Data shown:

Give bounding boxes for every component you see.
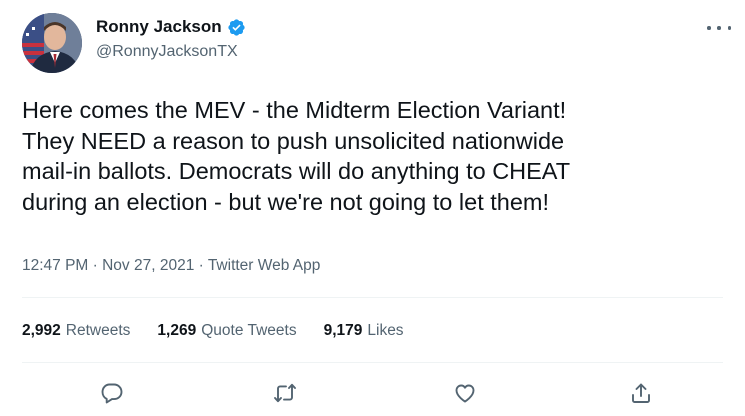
name-row: Ronny Jackson xyxy=(96,17,246,37)
reply-icon[interactable] xyxy=(97,378,127,408)
retweet-icon[interactable] xyxy=(270,378,300,408)
share-icon[interactable] xyxy=(626,378,656,408)
like-icon[interactable] xyxy=(450,378,480,408)
engagement-stats: 2,992 Retweets 1,269 Quote Tweets 9,179 Lik… xyxy=(22,322,431,340)
quote-tweets-stat[interactable]: 1,269 Quote Tweets xyxy=(157,322,296,340)
user-handle[interactable]: @RonnyJacksonTX xyxy=(96,43,238,61)
quote-tweets-label: Quote Tweets xyxy=(201,322,297,339)
avatar-image xyxy=(22,13,82,73)
action-bar xyxy=(0,378,745,408)
likes-label: Likes xyxy=(367,322,404,339)
retweets-count: 2,992 xyxy=(22,322,61,339)
tweet-card: Ronny Jackson @RonnyJacksonTX Here comes… xyxy=(0,0,745,416)
quote-tweets-count: 1,269 xyxy=(157,322,197,339)
retweets-label: Retweets xyxy=(65,322,131,339)
display-name[interactable]: Ronny Jackson xyxy=(96,17,222,37)
tweet-timestamp[interactable]: 12:47 PM · Nov 27, 2021 · Twitter Web Ap… xyxy=(22,257,320,275)
more-options-icon[interactable] xyxy=(707,22,731,34)
divider xyxy=(22,297,723,298)
likes-count: 9,179 xyxy=(323,322,363,339)
divider xyxy=(22,362,723,363)
retweets-stat[interactable]: 2,992 Retweets xyxy=(22,322,130,340)
tweet-text: Here comes the MEV - the Midterm Electio… xyxy=(22,97,571,215)
verified-badge-icon xyxy=(227,18,246,37)
avatar[interactable] xyxy=(22,13,82,73)
likes-stat[interactable]: 9,179 Likes xyxy=(324,322,404,340)
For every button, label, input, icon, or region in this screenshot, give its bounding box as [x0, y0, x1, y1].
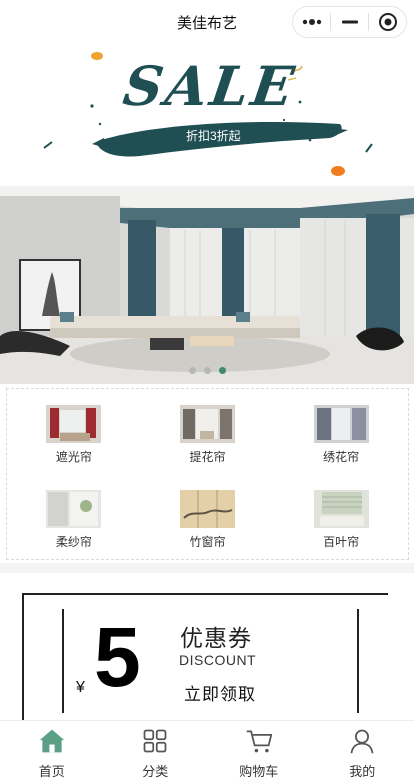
coupon-line — [62, 609, 64, 713]
home-icon — [39, 729, 64, 753]
close-button[interactable] — [369, 7, 406, 37]
grid-icon — [143, 729, 167, 753]
venetian-blind-image — [313, 490, 369, 528]
coupon-card[interactable]: ¥ 5 优惠券 DISCOUNT 立即领取 — [0, 573, 414, 723]
minimize-button[interactable] — [331, 7, 368, 37]
carousel-indicators — [0, 367, 414, 374]
category-item-venetian[interactable]: 百叶帘 — [274, 474, 408, 559]
coupon-title: 优惠券 — [180, 625, 252, 651]
category-item-jacquard[interactable]: 提花帘 — [141, 389, 275, 474]
tab-label: 分类 — [142, 764, 169, 779]
coupon-border — [22, 593, 24, 723]
mini-program-capsule — [292, 6, 407, 38]
sale-headline: SALE — [119, 54, 301, 118]
carousel-dot[interactable] — [218, 367, 226, 374]
jacquard-curtain-image — [179, 405, 235, 443]
more-button[interactable] — [293, 7, 330, 37]
tab-profile[interactable]: 我的 — [311, 721, 414, 780]
category-label: 提花帘 — [189, 450, 226, 464]
room-carousel[interactable] — [0, 186, 414, 384]
claim-coupon-button[interactable]: 立即领取 — [184, 680, 256, 705]
coupon-amount: 5 — [94, 610, 141, 704]
tab-category[interactable]: 分类 — [104, 721, 208, 780]
tab-label: 首页 — [38, 764, 65, 779]
user-icon — [350, 729, 374, 754]
embroidered-curtain-image — [313, 405, 369, 443]
sale-banner[interactable]: SALE 折扣3折起 — [0, 44, 414, 186]
sale-subtitle: 折扣3折起 — [186, 129, 241, 143]
tab-label: 购物车 — [239, 764, 279, 779]
coupon-line — [357, 609, 359, 713]
coupon-border — [22, 593, 388, 595]
category-label: 百叶帘 — [323, 535, 360, 549]
coupon-subtitle: DISCOUNT — [179, 652, 257, 668]
category-label: 绣花帘 — [323, 450, 360, 464]
nav-bar: 美佳布艺 — [0, 0, 414, 44]
carousel-dot[interactable] — [188, 367, 196, 374]
section-divider — [0, 563, 414, 573]
category-grid: 遮光帘 提花帘 绣花帘 柔纱帘 竹窗帘 百叶帘 — [6, 388, 409, 560]
cart-icon — [246, 730, 272, 753]
more-dots-icon — [302, 19, 321, 25]
tab-label: 我的 — [349, 764, 376, 779]
category-label: 柔纱帘 — [55, 535, 92, 549]
tab-home[interactable]: 首页 — [0, 721, 104, 780]
category-item-blackout[interactable]: 遮光帘 — [7, 389, 141, 474]
target-close-icon — [378, 13, 397, 31]
carousel-dot[interactable] — [203, 367, 211, 374]
sheer-curtain-image — [46, 490, 102, 528]
category-label: 遮光帘 — [55, 450, 92, 464]
category-item-bamboo[interactable]: 竹窗帘 — [141, 474, 275, 559]
category-label: 竹窗帘 — [189, 535, 226, 549]
tab-cart[interactable]: 购物车 — [207, 721, 311, 780]
bamboo-curtain-image — [179, 490, 235, 528]
coupon-currency: ¥ — [76, 679, 85, 696]
category-item-embroidered[interactable]: 绣花帘 — [274, 389, 408, 474]
category-item-sheer[interactable]: 柔纱帘 — [7, 474, 141, 559]
minimize-icon — [341, 20, 358, 24]
blackout-curtain-image — [46, 405, 102, 443]
tab-bar: 首页 分类 购物车 我的 — [0, 720, 414, 780]
living-room-image — [0, 186, 414, 384]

Exercise:
Copy out every one of the lines above without a single change, leaving out the pictures.

Full response:
Give bounding boxes for every component you see.
name-row: Ronny Jackson xyxy=(96,17,246,37)
reply-icon[interactable] xyxy=(97,378,127,408)
retweet-icon[interactable] xyxy=(270,378,300,408)
share-icon[interactable] xyxy=(626,378,656,408)
like-icon[interactable] xyxy=(450,378,480,408)
engagement-stats: 2,992 Retweets 1,269 Quote Tweets 9,179 Lik… xyxy=(22,322,431,340)
quote-tweets-stat[interactable]: 1,269 Quote Tweets xyxy=(157,322,296,340)
user-handle[interactable]: @RonnyJacksonTX xyxy=(96,43,238,61)
quote-tweets-label: Quote Tweets xyxy=(201,322,297,339)
avatar-image xyxy=(22,13,82,73)
action-bar xyxy=(0,378,745,408)
likes-label: Likes xyxy=(367,322,404,339)
retweets-count: 2,992 xyxy=(22,322,61,339)
tweet-card: Ronny Jackson @RonnyJacksonTX Here comes… xyxy=(0,0,745,416)
quote-tweets-count: 1,269 xyxy=(157,322,197,339)
retweets-label: Retweets xyxy=(65,322,131,339)
display-name[interactable]: Ronny Jackson xyxy=(96,17,222,37)
tweet-timestamp[interactable]: 12:47 PM · Nov 27, 2021 · Twitter Web Ap… xyxy=(22,257,320,275)
more-options-icon[interactable] xyxy=(707,22,731,34)
divider xyxy=(22,297,723,298)
likes-count: 9,179 xyxy=(323,322,363,339)
divider xyxy=(22,362,723,363)
retweets-stat[interactable]: 2,992 Retweets xyxy=(22,322,130,340)
tweet-text: Here comes the MEV - the Midterm Electio… xyxy=(22,97,571,215)
verified-badge-icon xyxy=(227,18,246,37)
avatar[interactable] xyxy=(22,13,82,73)
likes-stat[interactable]: 9,179 Likes xyxy=(324,322,404,340)
For every button, label, input, icon, or region in this screenshot, give its bounding box as [x0, y0, x1, y1].
coupon-line — [62, 609, 64, 713]
home-icon — [39, 729, 64, 753]
close-button[interactable] — [369, 7, 406, 37]
grid-icon — [143, 729, 167, 753]
venetian-blind-image — [313, 490, 369, 528]
coupon-card[interactable]: ¥ 5 优惠券 DISCOUNT 立即领取 — [0, 573, 414, 723]
minimize-button[interactable] — [331, 7, 368, 37]
carousel-indicators — [0, 367, 414, 374]
category-item-venetian[interactable]: 百叶帘 — [274, 474, 408, 559]
coupon-title: 优惠券 — [180, 625, 252, 651]
category-item-jacquard[interactable]: 提花帘 — [141, 389, 275, 474]
tab-label: 分类 — [142, 764, 169, 779]
coupon-border — [22, 593, 24, 723]
mini-program-capsule — [292, 6, 407, 38]
sale-headline: SALE — [119, 54, 301, 118]
carousel-dot[interactable] — [218, 367, 226, 374]
jacquard-curtain-image — [179, 405, 235, 443]
more-button[interactable] — [293, 7, 330, 37]
tab-profile[interactable]: 我的 — [311, 721, 414, 780]
category-label: 提花帘 — [189, 450, 226, 464]
room-carousel[interactable] — [0, 186, 414, 384]
claim-coupon-button[interactable]: 立即领取 — [184, 680, 256, 705]
coupon-amount: 5 — [94, 610, 141, 704]
tab-category[interactable]: 分类 — [104, 721, 208, 780]
tab-label: 首页 — [38, 764, 65, 779]
user-icon — [350, 729, 374, 754]
embroidered-curtain-image — [313, 405, 369, 443]
sale-banner[interactable]: SALE 折扣3折起 — [0, 44, 414, 186]
sale-subtitle: 折扣3折起 — [186, 129, 241, 143]
tab-label: 购物车 — [239, 764, 279, 779]
coupon-line — [357, 609, 359, 713]
coupon-border — [22, 593, 388, 595]
category-label: 百叶帘 — [323, 535, 360, 549]
coupon-subtitle: DISCOUNT — [179, 652, 257, 668]
category-label: 绣花帘 — [323, 450, 360, 464]
nav-bar: 美佳布艺 — [0, 0, 414, 44]
carousel-dot[interactable] — [188, 367, 196, 374]
section-divider — [0, 563, 414, 573]
category-grid: 遮光帘 提花帘 绣花帘 柔纱帘 竹窗帘 百叶帘 — [6, 388, 409, 560]
cart-icon — [246, 730, 272, 753]
more-dots-icon — [302, 19, 321, 25]
tab-label: 我的 — [349, 764, 376, 779]
category-label: 柔纱帘 — [55, 535, 92, 549]
tab-home[interactable]: 首页 — [0, 721, 104, 780]
category-item-blackout[interactable]: 遮光帘 — [7, 389, 141, 474]
target-close-icon — [378, 13, 397, 31]
carousel-dot[interactable] — [203, 367, 211, 374]
sheer-curtain-image — [46, 490, 102, 528]
category-label: 遮光帘 — [55, 450, 92, 464]
category-item-bamboo[interactable]: 竹窗帘 — [141, 474, 275, 559]
category-label: 竹窗帘 — [189, 535, 226, 549]
tab-cart[interactable]: 购物车 — [207, 721, 311, 780]
bamboo-curtain-image — [179, 490, 235, 528]
coupon-currency: ¥ — [76, 679, 85, 696]
category-item-embroidered[interactable]: 绣花帘 — [274, 389, 408, 474]
category-item-sheer[interactable]: 柔纱帘 — [7, 474, 141, 559]
minimize-icon — [341, 20, 358, 24]
blackout-curtain-image — [46, 405, 102, 443]
tab-bar: 首页 分类 购物车 我的 — [0, 720, 414, 780]
living-room-image — [0, 186, 414, 384]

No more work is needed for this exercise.